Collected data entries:
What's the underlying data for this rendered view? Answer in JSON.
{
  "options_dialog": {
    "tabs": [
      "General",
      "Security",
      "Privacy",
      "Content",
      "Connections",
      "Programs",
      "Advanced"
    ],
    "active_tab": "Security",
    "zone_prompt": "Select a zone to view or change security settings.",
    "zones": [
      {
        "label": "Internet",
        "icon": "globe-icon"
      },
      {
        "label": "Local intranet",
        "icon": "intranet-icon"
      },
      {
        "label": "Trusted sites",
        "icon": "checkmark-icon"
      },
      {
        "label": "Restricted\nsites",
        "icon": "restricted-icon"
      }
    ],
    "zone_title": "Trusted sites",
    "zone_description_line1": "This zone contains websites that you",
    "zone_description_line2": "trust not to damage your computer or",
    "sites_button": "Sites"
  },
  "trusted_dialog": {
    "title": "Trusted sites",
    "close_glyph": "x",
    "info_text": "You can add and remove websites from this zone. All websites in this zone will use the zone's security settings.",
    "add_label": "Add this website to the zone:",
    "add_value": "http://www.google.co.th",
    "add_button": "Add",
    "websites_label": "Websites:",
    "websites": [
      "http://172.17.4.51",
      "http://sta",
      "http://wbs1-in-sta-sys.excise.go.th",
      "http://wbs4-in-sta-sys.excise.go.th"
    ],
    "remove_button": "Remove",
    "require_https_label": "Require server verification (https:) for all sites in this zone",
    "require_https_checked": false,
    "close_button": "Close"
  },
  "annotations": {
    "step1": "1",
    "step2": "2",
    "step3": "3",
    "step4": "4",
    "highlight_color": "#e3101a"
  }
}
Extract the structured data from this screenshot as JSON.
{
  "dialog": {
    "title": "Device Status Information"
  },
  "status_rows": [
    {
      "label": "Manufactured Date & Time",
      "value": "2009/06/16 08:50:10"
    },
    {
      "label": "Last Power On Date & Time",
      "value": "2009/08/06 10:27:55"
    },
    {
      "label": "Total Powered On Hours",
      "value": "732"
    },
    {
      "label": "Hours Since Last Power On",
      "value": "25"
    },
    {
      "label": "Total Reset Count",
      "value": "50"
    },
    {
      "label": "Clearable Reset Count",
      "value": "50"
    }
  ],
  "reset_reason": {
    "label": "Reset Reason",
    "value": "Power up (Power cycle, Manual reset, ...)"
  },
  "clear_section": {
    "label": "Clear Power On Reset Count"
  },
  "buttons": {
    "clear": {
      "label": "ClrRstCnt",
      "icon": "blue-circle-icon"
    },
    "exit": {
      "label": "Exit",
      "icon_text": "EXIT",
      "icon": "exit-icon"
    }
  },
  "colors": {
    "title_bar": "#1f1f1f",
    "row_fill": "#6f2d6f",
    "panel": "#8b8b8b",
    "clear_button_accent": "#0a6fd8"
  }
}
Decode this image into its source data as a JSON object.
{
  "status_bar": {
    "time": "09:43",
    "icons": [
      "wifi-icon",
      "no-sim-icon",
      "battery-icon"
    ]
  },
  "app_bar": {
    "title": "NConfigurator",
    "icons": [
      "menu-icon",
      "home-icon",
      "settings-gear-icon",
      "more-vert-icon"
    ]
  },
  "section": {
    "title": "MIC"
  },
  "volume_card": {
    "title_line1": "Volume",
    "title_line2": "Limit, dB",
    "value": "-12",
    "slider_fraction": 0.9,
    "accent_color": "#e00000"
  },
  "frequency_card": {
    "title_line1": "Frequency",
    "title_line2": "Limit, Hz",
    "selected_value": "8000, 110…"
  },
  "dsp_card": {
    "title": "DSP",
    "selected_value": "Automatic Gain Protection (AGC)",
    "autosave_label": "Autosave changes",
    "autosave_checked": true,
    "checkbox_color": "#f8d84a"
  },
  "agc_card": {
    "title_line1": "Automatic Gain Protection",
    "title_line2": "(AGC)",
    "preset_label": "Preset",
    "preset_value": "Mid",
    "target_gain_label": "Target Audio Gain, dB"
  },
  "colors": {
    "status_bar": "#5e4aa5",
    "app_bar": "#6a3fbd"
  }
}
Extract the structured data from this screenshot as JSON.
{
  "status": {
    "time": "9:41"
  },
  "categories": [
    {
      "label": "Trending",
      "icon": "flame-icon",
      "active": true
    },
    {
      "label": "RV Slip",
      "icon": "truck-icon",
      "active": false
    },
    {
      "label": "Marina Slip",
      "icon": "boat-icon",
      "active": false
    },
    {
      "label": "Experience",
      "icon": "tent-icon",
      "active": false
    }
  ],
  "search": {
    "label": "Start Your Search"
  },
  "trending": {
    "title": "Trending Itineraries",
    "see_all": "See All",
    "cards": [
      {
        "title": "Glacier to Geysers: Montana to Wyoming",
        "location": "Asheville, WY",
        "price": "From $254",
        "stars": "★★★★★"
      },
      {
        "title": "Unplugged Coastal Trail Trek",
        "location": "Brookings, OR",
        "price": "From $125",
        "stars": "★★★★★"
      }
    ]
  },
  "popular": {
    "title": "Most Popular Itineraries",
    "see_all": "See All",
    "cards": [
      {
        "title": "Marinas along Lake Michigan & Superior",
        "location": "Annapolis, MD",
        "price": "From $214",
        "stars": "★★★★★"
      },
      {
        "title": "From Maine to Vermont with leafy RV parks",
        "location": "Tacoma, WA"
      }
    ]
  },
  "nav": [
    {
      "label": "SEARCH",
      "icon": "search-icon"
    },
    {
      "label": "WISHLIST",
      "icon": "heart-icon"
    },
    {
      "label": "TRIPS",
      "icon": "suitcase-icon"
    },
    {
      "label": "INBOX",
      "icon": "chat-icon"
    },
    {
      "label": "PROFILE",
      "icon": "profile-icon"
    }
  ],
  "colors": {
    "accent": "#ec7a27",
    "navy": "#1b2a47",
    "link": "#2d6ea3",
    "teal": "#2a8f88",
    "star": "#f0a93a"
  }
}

— Your goal —
State how many lines of the records above contain the word "Date", giving only that number.

— The output —
2